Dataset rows
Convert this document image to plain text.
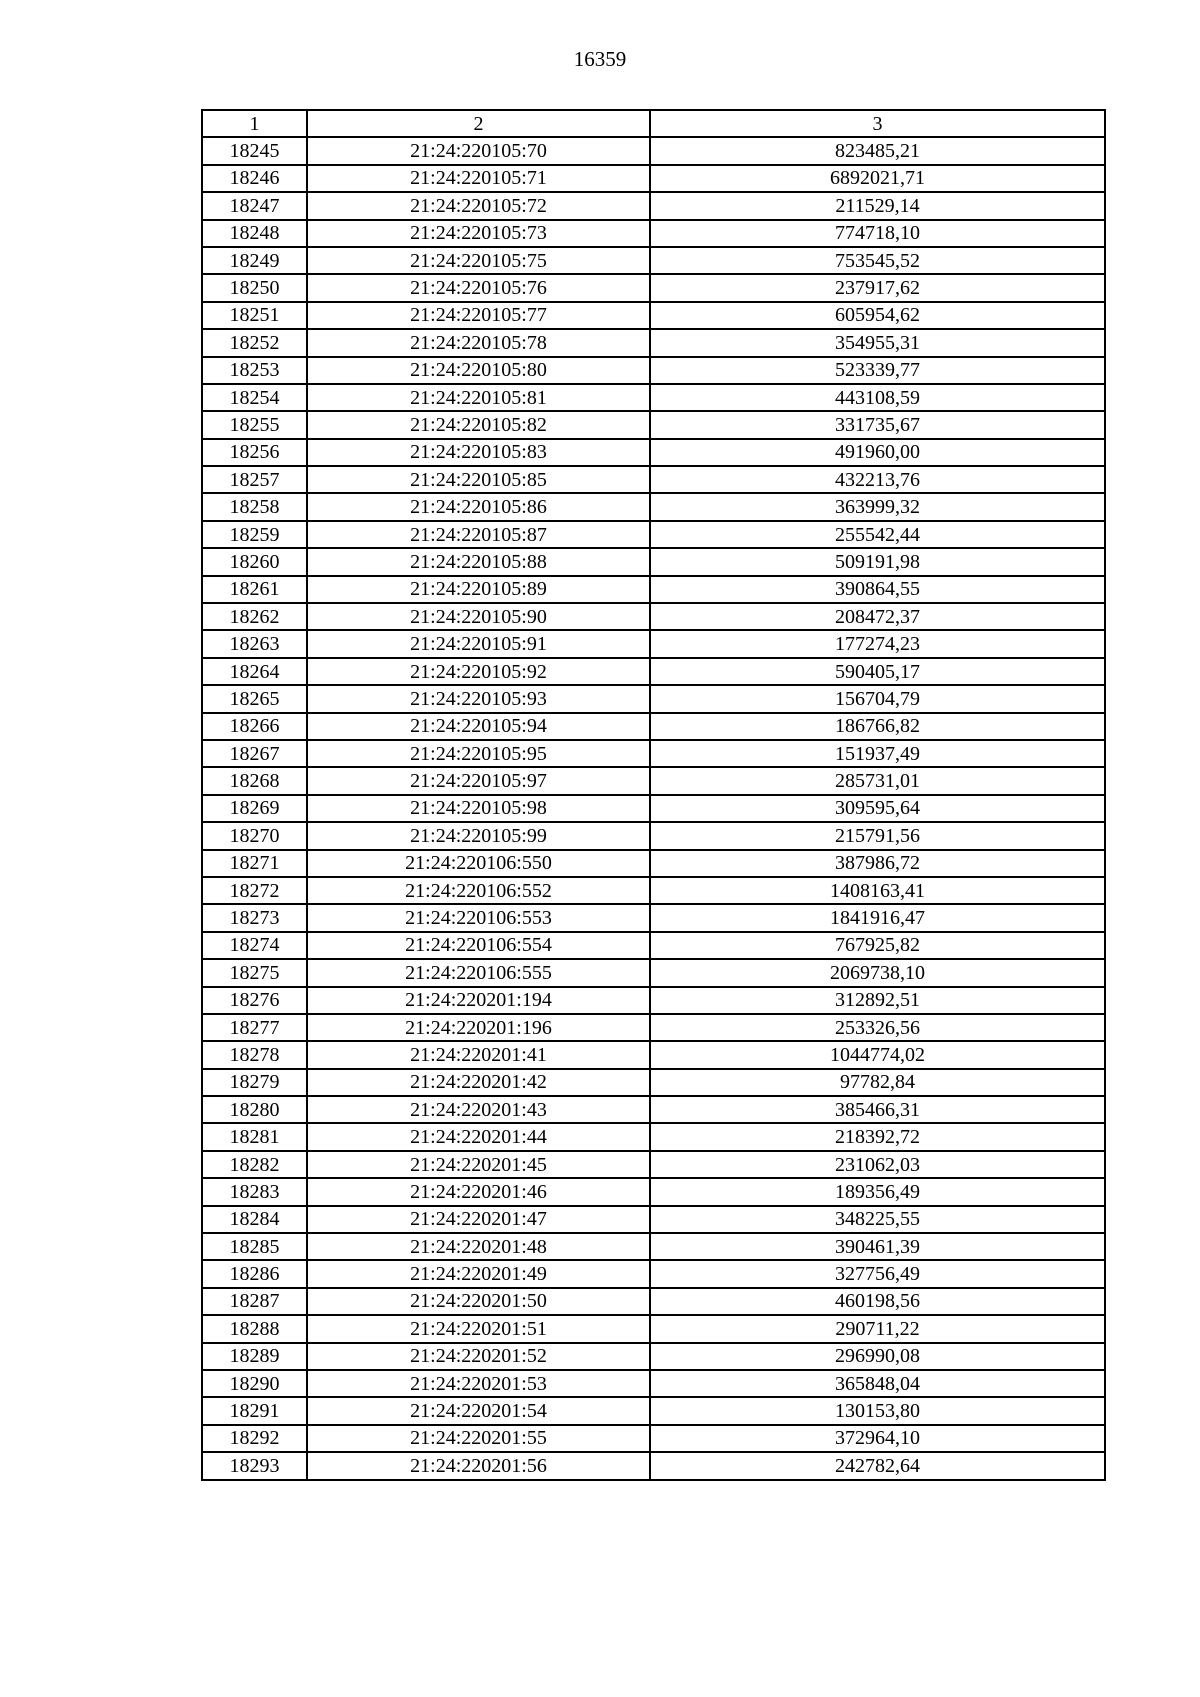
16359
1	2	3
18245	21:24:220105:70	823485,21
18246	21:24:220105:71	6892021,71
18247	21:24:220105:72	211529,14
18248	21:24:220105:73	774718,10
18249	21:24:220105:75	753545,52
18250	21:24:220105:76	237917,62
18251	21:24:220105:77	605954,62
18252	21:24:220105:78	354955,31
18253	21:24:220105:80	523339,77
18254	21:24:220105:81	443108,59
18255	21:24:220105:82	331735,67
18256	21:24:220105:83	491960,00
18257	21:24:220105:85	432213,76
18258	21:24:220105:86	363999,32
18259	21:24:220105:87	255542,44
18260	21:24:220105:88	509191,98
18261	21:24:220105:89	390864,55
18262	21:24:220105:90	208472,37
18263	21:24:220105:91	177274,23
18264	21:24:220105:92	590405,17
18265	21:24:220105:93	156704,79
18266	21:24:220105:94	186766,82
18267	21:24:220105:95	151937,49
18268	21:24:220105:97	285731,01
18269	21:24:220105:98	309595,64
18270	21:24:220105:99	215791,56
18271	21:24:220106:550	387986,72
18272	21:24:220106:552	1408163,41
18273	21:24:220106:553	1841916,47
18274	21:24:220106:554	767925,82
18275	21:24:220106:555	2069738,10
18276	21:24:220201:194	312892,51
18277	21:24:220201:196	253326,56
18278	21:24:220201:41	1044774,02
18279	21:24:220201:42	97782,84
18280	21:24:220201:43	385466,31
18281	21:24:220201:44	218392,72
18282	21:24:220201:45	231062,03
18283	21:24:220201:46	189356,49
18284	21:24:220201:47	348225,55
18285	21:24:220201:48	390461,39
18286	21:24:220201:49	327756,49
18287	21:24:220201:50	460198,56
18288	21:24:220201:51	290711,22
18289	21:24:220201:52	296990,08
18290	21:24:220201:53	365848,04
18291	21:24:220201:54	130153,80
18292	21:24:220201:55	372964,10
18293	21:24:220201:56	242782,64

◆ **Exercise**
Take the listing and print it again exactly, but without any pictures.

◆ **Solution to the exercise**
Convert this document image to plain text.
16359
1	2	3
18245	21:24:220105:70	823485,21
18246	21:24:220105:71	6892021,71
18247	21:24:220105:72	211529,14
18248	21:24:220105:73	774718,10
18249	21:24:220105:75	753545,52
18250	21:24:220105:76	237917,62
18251	21:24:220105:77	605954,62
18252	21:24:220105:78	354955,31
18253	21:24:220105:80	523339,77
18254	21:24:220105:81	443108,59
18255	21:24:220105:82	331735,67
18256	21:24:220105:83	491960,00
18257	21:24:220105:85	432213,76
18258	21:24:220105:86	363999,32
18259	21:24:220105:87	255542,44
18260	21:24:220105:88	509191,98
18261	21:24:220105:89	390864,55
18262	21:24:220105:90	208472,37
18263	21:24:220105:91	177274,23
18264	21:24:220105:92	590405,17
18265	21:24:220105:93	156704,79
18266	21:24:220105:94	186766,82
18267	21:24:220105:95	151937,49
18268	21:24:220105:97	285731,01
18269	21:24:220105:98	309595,64
18270	21:24:220105:99	215791,56
18271	21:24:220106:550	387986,72
18272	21:24:220106:552	1408163,41
18273	21:24:220106:553	1841916,47
18274	21:24:220106:554	767925,82
18275	21:24:220106:555	2069738,10
18276	21:24:220201:194	312892,51
18277	21:24:220201:196	253326,56
18278	21:24:220201:41	1044774,02
18279	21:24:220201:42	97782,84
18280	21:24:220201:43	385466,31
18281	21:24:220201:44	218392,72
18282	21:24:220201:45	231062,03
18283	21:24:220201:46	189356,49
18284	21:24:220201:47	348225,55
18285	21:24:220201:48	390461,39
18286	21:24:220201:49	327756,49
18287	21:24:220201:50	460198,56
18288	21:24:220201:51	290711,22
18289	21:24:220201:52	296990,08
18290	21:24:220201:53	365848,04
18291	21:24:220201:54	130153,80
18292	21:24:220201:55	372964,10
18293	21:24:220201:56	242782,64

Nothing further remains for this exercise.